_Saved entries_
+++

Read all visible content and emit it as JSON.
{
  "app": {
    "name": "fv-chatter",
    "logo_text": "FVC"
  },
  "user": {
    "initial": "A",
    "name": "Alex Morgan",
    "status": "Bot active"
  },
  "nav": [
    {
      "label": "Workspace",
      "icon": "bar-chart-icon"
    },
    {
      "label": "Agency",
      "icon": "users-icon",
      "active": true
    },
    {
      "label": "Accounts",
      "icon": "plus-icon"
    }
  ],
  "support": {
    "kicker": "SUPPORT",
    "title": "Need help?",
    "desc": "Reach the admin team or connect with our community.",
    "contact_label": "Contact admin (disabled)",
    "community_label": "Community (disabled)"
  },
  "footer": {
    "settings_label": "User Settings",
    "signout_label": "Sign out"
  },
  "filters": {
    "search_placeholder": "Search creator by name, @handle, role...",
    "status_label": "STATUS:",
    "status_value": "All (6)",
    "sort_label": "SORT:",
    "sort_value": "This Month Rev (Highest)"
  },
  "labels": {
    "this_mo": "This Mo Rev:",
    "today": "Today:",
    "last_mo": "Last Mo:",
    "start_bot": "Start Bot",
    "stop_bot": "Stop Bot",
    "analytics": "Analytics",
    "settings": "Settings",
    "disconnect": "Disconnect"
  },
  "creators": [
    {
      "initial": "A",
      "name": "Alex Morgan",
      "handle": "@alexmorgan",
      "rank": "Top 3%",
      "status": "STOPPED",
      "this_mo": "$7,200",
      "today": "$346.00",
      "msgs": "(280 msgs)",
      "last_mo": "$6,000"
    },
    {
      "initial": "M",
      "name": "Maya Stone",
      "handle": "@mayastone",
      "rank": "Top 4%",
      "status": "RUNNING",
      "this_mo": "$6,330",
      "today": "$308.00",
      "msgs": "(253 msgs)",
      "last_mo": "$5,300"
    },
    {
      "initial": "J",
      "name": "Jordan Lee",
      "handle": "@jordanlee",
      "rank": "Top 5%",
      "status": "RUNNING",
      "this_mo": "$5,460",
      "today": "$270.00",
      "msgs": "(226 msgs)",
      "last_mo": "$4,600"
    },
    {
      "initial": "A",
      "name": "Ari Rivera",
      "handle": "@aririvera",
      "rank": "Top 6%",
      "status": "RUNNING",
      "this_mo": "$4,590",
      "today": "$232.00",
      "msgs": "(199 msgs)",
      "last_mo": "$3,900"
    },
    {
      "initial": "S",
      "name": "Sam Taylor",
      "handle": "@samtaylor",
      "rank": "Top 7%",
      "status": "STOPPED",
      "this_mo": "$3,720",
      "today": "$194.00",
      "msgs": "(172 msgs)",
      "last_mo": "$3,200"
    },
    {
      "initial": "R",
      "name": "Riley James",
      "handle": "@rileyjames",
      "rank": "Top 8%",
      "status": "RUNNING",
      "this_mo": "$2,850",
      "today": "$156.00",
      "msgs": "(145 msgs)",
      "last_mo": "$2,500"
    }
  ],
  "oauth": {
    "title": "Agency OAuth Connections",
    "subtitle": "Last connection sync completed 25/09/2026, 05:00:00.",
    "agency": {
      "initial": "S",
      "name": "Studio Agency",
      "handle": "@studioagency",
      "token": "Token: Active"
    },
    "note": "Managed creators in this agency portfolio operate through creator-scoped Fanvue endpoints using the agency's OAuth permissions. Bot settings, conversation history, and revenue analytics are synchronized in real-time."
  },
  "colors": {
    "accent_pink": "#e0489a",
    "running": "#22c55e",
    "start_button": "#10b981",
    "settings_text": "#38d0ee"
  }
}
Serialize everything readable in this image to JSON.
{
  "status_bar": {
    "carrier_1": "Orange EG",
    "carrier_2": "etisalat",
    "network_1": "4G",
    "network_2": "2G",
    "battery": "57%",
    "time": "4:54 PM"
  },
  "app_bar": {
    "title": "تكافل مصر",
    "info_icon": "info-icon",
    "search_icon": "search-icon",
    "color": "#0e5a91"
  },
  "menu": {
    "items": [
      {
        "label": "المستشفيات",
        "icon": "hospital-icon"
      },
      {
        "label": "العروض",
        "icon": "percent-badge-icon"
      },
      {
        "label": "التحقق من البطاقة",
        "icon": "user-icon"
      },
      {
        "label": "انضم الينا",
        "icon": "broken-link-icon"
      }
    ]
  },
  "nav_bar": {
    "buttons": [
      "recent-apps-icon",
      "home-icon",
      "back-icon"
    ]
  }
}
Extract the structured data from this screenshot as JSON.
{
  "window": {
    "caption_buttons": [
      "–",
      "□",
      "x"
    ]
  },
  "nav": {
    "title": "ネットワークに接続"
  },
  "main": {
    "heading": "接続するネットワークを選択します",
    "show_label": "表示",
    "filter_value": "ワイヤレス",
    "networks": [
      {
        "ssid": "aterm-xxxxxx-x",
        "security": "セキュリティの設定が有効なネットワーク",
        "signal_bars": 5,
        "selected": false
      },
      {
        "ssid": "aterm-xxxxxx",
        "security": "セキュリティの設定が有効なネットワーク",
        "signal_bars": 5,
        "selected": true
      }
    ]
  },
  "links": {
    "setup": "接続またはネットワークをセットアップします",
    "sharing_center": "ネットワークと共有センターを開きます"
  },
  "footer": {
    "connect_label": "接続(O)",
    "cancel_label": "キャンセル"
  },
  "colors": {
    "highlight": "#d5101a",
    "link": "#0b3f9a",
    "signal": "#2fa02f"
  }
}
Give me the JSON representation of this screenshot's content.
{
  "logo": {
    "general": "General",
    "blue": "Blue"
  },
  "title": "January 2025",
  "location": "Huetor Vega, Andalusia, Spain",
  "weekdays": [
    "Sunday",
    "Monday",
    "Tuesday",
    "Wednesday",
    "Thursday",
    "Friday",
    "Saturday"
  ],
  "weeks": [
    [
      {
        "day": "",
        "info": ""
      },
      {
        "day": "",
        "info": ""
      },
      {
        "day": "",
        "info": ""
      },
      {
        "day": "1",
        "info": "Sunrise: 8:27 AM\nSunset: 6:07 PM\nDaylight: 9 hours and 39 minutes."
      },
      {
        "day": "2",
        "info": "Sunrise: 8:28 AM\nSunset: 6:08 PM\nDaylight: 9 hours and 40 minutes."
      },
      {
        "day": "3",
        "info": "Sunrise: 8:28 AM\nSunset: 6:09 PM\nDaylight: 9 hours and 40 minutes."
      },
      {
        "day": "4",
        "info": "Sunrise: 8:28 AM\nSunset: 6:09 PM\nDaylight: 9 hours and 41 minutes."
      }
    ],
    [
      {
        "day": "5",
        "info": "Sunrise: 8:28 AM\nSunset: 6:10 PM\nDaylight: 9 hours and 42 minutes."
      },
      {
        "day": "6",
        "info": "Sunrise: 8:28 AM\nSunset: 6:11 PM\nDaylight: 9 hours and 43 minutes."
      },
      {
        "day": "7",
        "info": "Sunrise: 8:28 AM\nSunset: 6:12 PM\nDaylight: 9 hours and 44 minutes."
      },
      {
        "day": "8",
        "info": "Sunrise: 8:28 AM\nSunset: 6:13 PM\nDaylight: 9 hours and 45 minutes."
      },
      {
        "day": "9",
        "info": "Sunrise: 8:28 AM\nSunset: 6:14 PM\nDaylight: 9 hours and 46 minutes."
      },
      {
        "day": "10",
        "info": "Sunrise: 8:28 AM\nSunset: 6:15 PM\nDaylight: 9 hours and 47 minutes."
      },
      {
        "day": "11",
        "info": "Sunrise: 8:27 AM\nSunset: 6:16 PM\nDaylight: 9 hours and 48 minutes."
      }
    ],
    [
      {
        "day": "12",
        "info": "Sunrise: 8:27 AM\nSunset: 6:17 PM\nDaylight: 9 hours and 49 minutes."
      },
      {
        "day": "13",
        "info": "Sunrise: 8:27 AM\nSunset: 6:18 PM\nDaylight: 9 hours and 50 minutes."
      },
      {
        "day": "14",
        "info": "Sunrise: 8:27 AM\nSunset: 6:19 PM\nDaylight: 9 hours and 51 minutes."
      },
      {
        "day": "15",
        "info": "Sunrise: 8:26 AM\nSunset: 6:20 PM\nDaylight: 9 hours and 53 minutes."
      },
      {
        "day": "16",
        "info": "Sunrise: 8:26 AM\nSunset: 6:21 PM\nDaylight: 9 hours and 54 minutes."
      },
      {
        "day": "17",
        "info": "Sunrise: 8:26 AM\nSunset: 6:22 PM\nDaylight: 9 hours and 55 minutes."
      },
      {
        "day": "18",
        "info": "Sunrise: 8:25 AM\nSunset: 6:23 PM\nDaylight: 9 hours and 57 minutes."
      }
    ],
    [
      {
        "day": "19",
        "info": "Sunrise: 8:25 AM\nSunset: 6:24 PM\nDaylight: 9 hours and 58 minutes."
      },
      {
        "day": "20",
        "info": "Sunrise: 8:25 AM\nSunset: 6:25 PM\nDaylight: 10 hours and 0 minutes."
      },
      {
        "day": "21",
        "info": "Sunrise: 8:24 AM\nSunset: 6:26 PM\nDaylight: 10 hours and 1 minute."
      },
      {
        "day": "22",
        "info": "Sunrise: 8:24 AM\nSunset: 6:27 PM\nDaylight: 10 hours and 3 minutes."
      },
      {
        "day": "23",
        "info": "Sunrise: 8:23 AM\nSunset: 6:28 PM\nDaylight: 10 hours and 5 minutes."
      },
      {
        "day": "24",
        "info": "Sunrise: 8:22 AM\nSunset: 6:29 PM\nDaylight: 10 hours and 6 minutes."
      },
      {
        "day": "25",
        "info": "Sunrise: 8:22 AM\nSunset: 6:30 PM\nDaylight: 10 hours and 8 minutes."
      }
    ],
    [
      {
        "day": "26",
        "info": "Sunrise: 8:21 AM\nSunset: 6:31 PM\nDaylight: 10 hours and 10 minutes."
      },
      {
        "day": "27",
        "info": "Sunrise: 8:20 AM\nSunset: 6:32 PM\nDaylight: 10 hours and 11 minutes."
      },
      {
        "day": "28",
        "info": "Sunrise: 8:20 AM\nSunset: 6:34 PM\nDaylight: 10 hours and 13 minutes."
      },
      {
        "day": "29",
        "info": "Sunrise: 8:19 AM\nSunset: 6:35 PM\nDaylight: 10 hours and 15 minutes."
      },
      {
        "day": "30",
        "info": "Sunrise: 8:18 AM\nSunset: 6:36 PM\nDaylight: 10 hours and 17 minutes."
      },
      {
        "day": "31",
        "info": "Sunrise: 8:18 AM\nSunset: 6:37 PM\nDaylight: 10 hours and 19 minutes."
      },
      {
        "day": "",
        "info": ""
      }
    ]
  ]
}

+++

_What needs to be done_
Say how many lines in the records hold the string "initial", and say nothing else.

_Result of this task_
8